§ **WRITTEN REQUEST**:
Pull every line containing "waren" from the entries.

Data records
** start **
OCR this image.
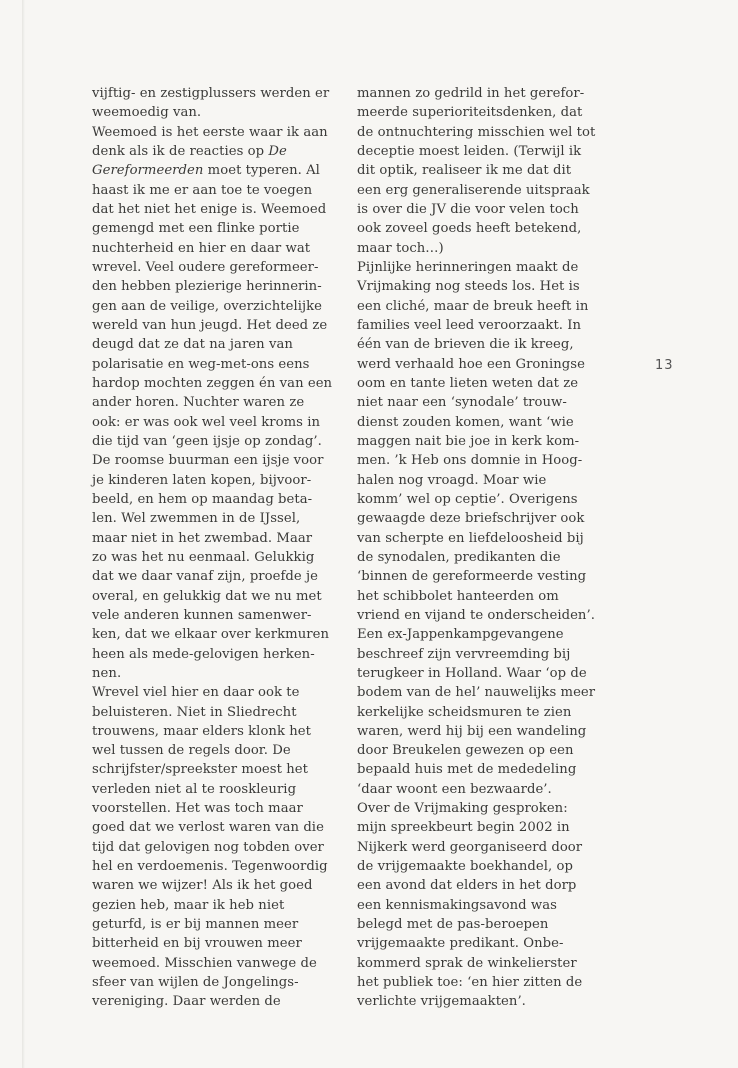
vijftig- en zestigplussers werden er

weemoedig van.

Weemoed is het eerste waar ik aan

denk als ik de reacties op De

Gereformeerden moet typeren. Al

haast ik me er aan toe te voegen

dat het niet het enige is. Weemoed

gemengd met een flinke portie

nuchterheid en hier en daar wat

wrevel. Veel oudere gereformeer-

den hebben plezierige herinnerin-

gen aan de veilige, overzichtelijke

wereld van hun jeugd. Het deed ze

deugd dat ze dat na jaren van

polarisatie en weg-met-ons eens

hardop mochten zeggen én van een

ander horen. Nuchter waren ze

ook: er was ook wel veel kroms in

die tijd van ‘geen ijsje op zondag’.

De roomse buurman een ijsje voor

je kinderen laten kopen, bijvoor-

beeld, en hem op maandag beta-

len. Wel zwemmen in de IJssel,

maar niet in het zwembad. Maar

zo was het nu eenmaal. Gelukkig

dat we daar vanaf zijn, proefde je

overal, en gelukkig dat we nu met

vele anderen kunnen samenwer-

ken, dat we elkaar over kerkmuren

heen als mede-gelovigen herken-

nen.

Wrevel viel hier en daar ook te

beluisteren. Niet in Sliedrecht

trouwens, maar elders klonk het

wel tussen de regels door. De

schrijfster/spreekster moest het

verleden niet al te rooskleurig

voorstellen. Het was toch maar

goed dat we verlost waren van die

tijd dat gelovigen nog tobden over

hel en verdoemenis. Tegenwoordig

waren we wijzer! Als ik het goed

gezien heb, maar ik heb niet

geturfd, is er bij mannen meer

bitterheid en bij vrouwen meer

weemoed. Misschien vanwege de

sfeer van wijlen de Jongelings-

vereniging. Daar werden de

mannen zo gedrild in het gerefor-

meerde superioriteitsdenken, dat

de ontnuchtering misschien wel tot

deceptie moest leiden. (Terwijl ik

dit optik, realiseer ik me dat dit

een erg generaliserende uitspraak

is over die JV die voor velen toch

ook zoveel goeds heeft betekend,

maar toch…)

Pijnlijke herinneringen maakt de

Vrijmaking nog steeds los. Het is

een cliché, maar de breuk heeft in

families veel leed veroorzaakt. In

één van de brieven die ik kreeg,

werd verhaald hoe een Groningse

oom en tante lieten weten dat ze

niet naar een ‘synodale’ trouw-

dienst zouden komen, want ‘wie

maggen nait bie joe in kerk kom-

men. ’k Heb ons domnie in Hoog-

halen nog vroagd. Moar wie

komm’ wel op ceptie’. Overigens

gewaagde deze briefschrijver ook

van scherpte en liefdeloosheid bij

de synodalen, predikanten die

‘binnen de gereformeerde vesting

het schibbolet hanteerden om

vriend en vijand te onderscheiden’.

Een ex-Jappenkampgevangene

beschreef zijn vervreemding bij

terugkeer in Holland. Waar ‘op de

bodem van de hel’ nauwelijks meer

kerkelijke scheidsmuren te zien

waren, werd hij bij een wandeling

door Breukelen gewezen op een

bepaald huis met de mededeling

‘daar woont een bezwaarde’.

Over de Vrijmaking gesproken:

mijn spreekbeurt begin 2002 in

Nijkerk werd georganiseerd door

de vrijgemaakte boekhandel, op

een avond dat elders in het dorp

een kennismakingsavond was

belegd met de pas-beroepen

vrijgemaakte predikant. Onbe-

kommerd sprak de winkelierster

het publiek toe: ‘en hier zitten de

verlichte vrijgemaakten’.

13
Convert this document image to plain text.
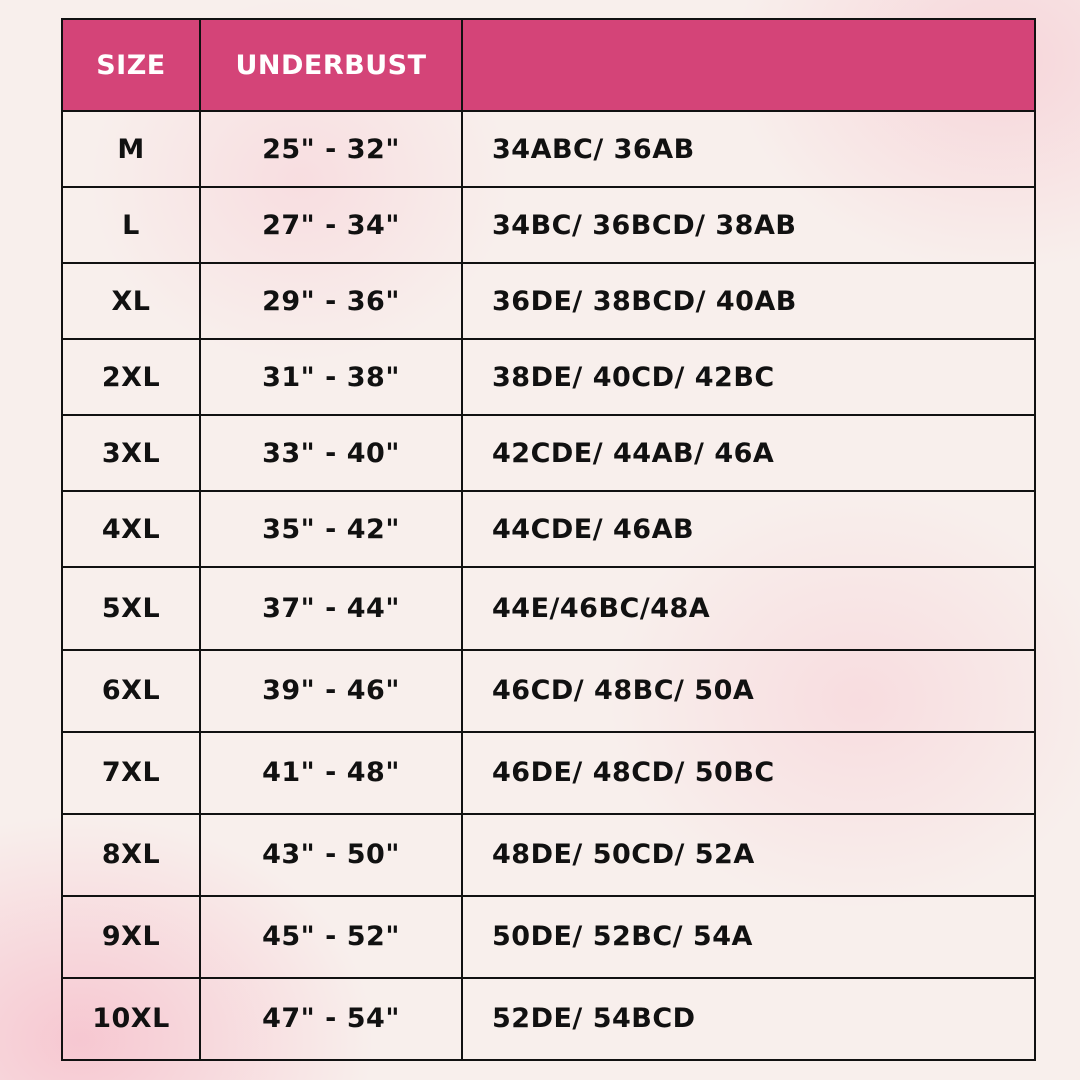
SIZE	UNDERBUST	
M	25" - 32"	34ABC/ 36AB
L	27" - 34"	34BC/ 36BCD/ 38AB
XL	29" - 36"	36DE/ 38BCD/ 40AB
2XL	31" - 38"	38DE/ 40CD/ 42BC
3XL	33" - 40"	42CDE/ 44AB/ 46A
4XL	35" - 42"	44CDE/ 46AB
5XL	37" - 44"	44E/46BC/48A
6XL	39" - 46"	46CD/ 48BC/ 50A
7XL	41" - 48"	46DE/ 48CD/ 50BC
8XL	43" - 50"	48DE/ 50CD/ 52A
9XL	45" - 52"	50DE/ 52BC/ 54A
10XL	47" - 54"	52DE/ 54BCD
** end **
§ **EXERCISE SOLUTION**:
ander horen. Nuchter waren ze
goed dat we verlost waren van die
waren we wijzer! Als ik het goed
waren, werd hij bij een wandeling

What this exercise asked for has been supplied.